#### [WHAT IS BEING ASKED]
Take each line containing "Lending" and report it exactly as written.
>> Start ROWS
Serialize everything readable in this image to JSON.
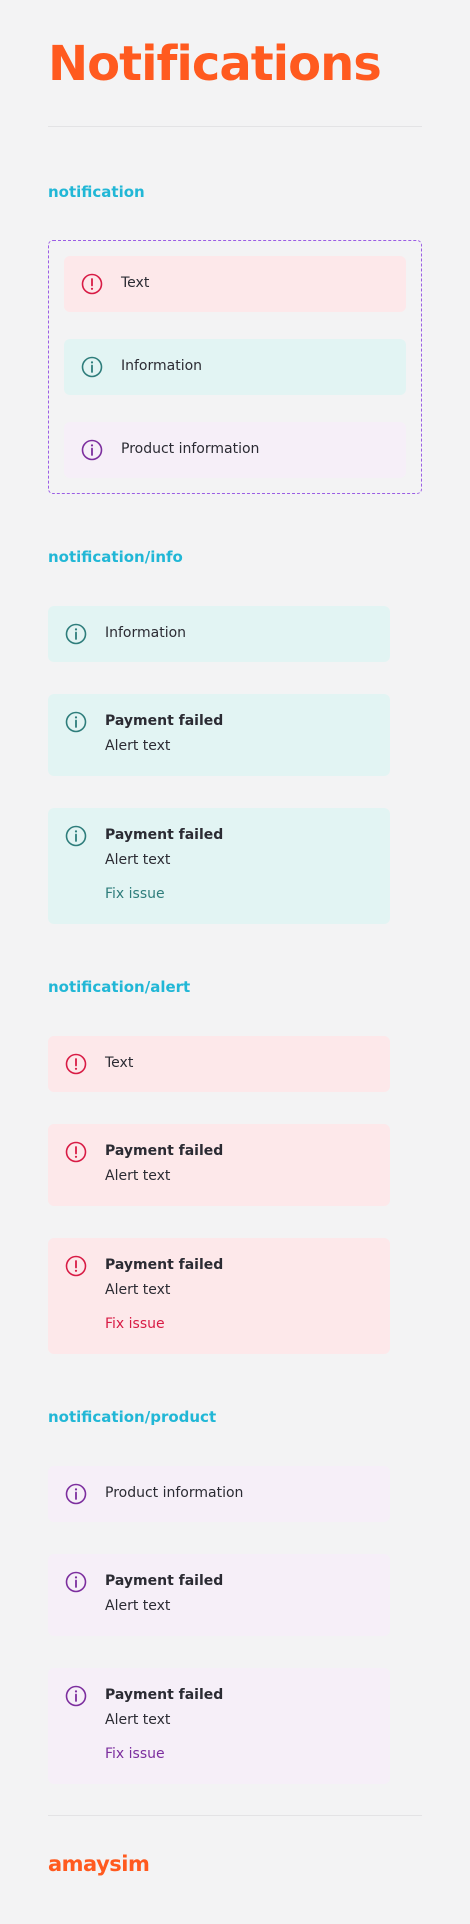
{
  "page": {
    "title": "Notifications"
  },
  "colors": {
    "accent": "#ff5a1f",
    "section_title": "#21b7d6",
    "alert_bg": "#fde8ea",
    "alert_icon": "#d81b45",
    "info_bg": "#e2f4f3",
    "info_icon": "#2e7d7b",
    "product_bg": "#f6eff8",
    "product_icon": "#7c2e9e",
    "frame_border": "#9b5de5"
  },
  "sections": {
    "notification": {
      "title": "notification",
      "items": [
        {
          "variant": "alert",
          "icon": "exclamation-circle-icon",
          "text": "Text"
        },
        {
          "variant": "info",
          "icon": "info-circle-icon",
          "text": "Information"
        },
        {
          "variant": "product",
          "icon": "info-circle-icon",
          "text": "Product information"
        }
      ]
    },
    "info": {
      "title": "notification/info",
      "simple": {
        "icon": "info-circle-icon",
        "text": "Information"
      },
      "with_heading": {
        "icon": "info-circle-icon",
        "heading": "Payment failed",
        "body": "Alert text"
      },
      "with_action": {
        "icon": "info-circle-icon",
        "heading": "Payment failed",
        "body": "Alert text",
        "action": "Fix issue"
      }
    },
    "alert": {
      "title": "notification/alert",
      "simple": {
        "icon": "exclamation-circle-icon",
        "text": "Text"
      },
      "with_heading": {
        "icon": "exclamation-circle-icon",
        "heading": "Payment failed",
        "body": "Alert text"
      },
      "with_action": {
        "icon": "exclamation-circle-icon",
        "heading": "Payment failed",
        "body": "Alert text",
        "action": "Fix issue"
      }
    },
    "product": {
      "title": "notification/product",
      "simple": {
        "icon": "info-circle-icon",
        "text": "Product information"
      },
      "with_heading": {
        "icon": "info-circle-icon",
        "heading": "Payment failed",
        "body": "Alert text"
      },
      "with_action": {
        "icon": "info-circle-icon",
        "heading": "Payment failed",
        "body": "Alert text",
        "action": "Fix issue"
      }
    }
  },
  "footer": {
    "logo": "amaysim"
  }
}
>> End ROWS
>> Start ROWS
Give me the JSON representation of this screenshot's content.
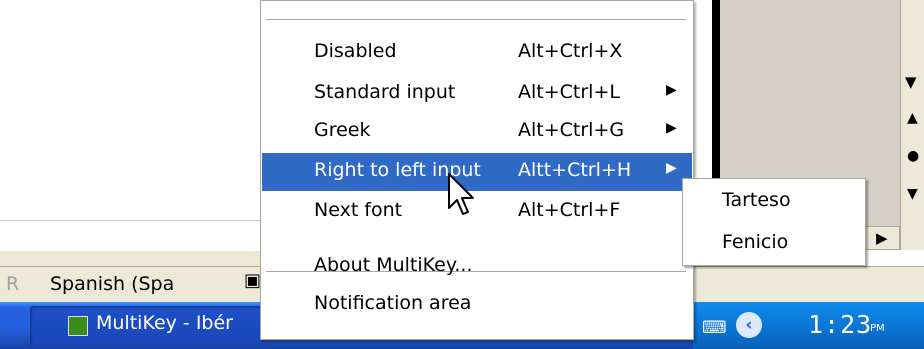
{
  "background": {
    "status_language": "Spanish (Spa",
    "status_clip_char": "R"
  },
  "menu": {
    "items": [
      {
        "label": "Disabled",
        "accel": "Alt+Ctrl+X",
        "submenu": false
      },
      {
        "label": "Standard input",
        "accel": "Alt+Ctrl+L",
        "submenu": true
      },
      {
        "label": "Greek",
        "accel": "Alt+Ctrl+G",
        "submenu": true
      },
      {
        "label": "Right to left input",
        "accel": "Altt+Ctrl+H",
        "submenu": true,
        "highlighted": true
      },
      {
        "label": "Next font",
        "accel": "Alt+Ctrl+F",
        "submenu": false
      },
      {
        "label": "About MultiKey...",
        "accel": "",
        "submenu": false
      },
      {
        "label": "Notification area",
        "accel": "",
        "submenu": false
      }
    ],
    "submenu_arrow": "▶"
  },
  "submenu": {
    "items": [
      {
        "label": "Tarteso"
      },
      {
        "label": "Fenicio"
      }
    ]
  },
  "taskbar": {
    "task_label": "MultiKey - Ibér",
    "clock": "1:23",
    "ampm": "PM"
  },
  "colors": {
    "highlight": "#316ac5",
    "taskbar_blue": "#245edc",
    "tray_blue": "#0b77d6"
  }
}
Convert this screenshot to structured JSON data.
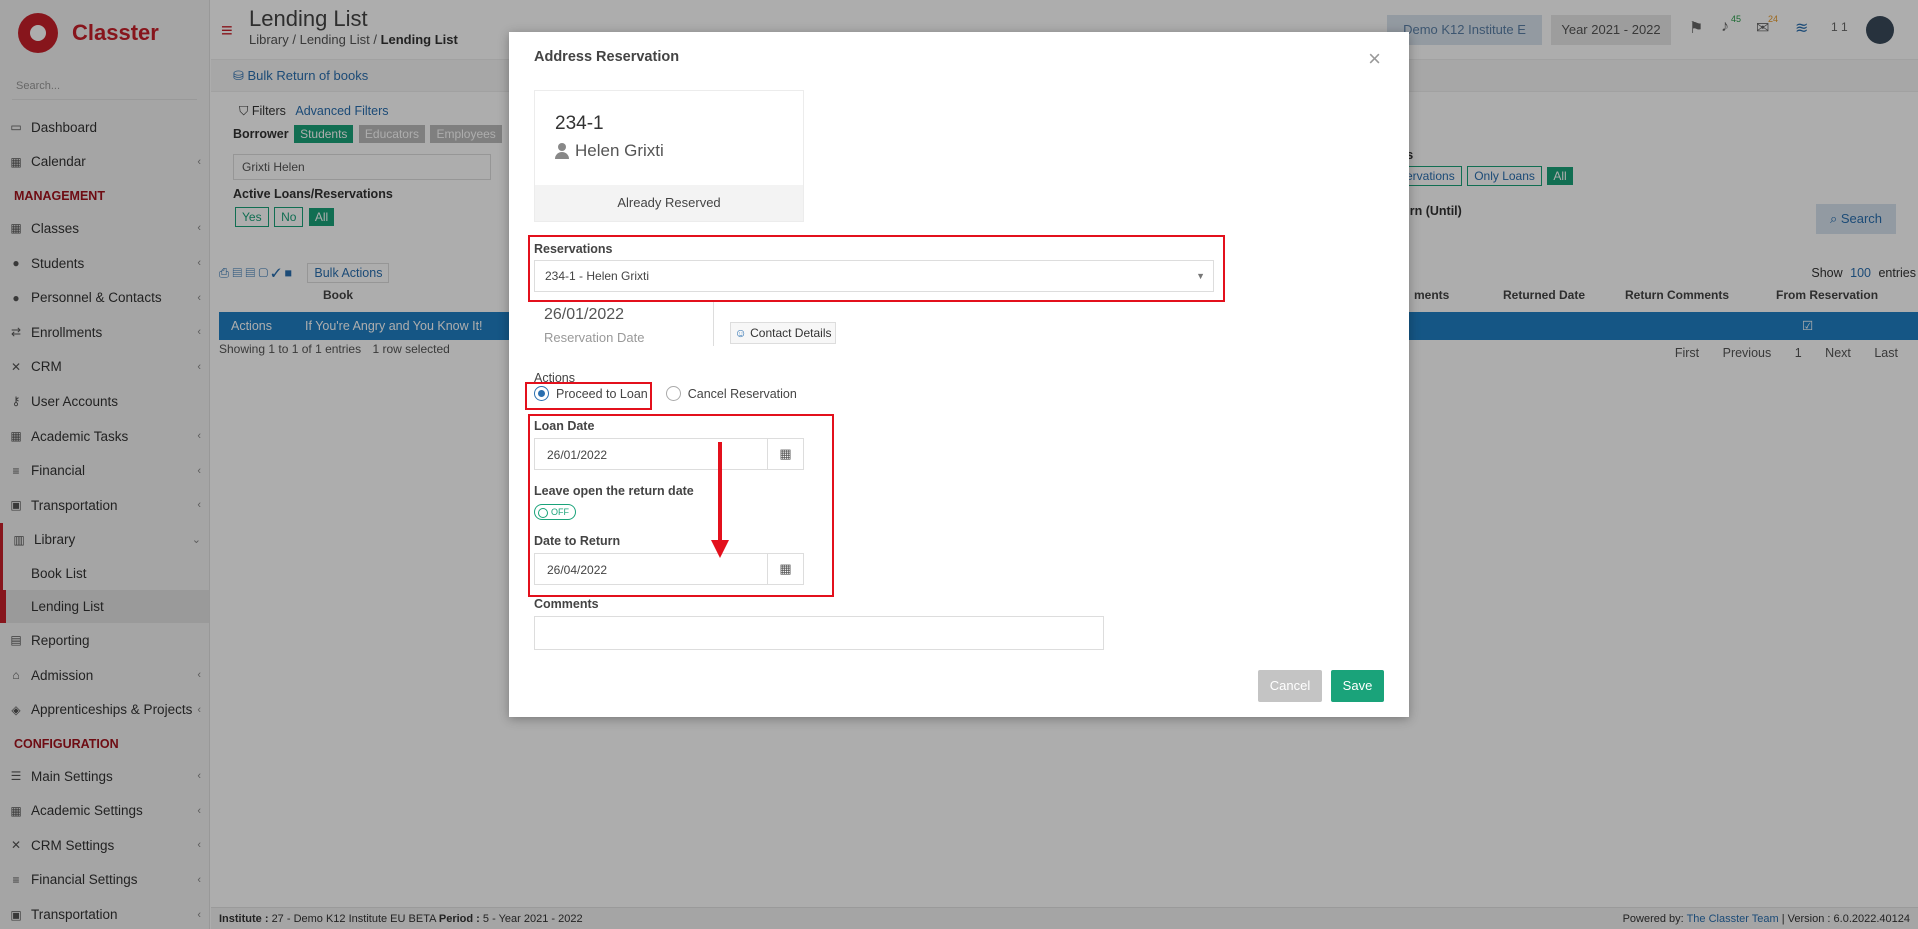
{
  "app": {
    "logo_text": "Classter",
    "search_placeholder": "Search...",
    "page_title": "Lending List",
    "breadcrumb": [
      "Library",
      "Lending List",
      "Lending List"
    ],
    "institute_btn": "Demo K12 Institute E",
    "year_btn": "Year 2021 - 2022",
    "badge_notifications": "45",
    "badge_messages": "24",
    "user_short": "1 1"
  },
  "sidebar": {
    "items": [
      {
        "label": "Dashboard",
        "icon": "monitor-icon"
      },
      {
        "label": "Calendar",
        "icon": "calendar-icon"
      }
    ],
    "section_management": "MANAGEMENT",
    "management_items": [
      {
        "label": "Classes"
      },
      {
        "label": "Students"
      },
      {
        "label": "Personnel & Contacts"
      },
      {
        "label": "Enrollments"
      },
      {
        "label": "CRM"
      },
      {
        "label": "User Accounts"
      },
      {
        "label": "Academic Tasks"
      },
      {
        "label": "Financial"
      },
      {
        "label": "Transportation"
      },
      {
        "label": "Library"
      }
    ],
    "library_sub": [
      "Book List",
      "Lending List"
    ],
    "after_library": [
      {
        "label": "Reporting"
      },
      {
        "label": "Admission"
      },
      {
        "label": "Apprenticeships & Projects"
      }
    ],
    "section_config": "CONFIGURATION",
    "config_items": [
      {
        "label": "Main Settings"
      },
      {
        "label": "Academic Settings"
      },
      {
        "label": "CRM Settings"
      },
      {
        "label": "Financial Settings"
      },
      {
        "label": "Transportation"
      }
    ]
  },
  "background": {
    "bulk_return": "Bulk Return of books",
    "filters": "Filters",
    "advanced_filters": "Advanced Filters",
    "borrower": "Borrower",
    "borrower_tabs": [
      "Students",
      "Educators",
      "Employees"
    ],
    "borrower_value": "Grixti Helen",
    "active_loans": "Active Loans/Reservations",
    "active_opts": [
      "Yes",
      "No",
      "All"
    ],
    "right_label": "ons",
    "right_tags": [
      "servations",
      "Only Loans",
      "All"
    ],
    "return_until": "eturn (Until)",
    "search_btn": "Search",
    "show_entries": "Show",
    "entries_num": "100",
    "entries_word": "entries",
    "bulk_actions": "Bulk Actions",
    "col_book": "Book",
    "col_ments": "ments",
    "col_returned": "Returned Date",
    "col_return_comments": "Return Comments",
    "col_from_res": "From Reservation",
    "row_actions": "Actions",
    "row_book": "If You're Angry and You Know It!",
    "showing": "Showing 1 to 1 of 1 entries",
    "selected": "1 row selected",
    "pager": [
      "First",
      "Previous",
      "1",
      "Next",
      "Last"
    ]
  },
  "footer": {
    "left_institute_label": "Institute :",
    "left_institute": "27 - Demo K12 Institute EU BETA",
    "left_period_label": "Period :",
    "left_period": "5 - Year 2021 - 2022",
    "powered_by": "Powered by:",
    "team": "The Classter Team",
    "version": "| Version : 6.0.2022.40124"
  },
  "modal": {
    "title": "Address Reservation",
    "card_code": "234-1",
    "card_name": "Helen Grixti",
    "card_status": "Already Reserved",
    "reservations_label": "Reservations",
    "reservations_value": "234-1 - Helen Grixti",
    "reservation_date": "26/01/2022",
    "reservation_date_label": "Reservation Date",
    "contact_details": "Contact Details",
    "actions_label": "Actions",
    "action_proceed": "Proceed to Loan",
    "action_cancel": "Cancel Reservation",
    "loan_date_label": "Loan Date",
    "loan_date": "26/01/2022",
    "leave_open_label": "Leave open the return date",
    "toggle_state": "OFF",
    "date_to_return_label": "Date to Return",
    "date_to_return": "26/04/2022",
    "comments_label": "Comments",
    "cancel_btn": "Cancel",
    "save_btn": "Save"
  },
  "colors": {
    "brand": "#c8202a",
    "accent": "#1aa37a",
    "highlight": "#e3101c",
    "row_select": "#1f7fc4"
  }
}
>> End ROWS
#### [COMPLETE OUTPUT]
    "page_title": "Lending List",
      "Lending List",
      "Lending List"
      "Lending List"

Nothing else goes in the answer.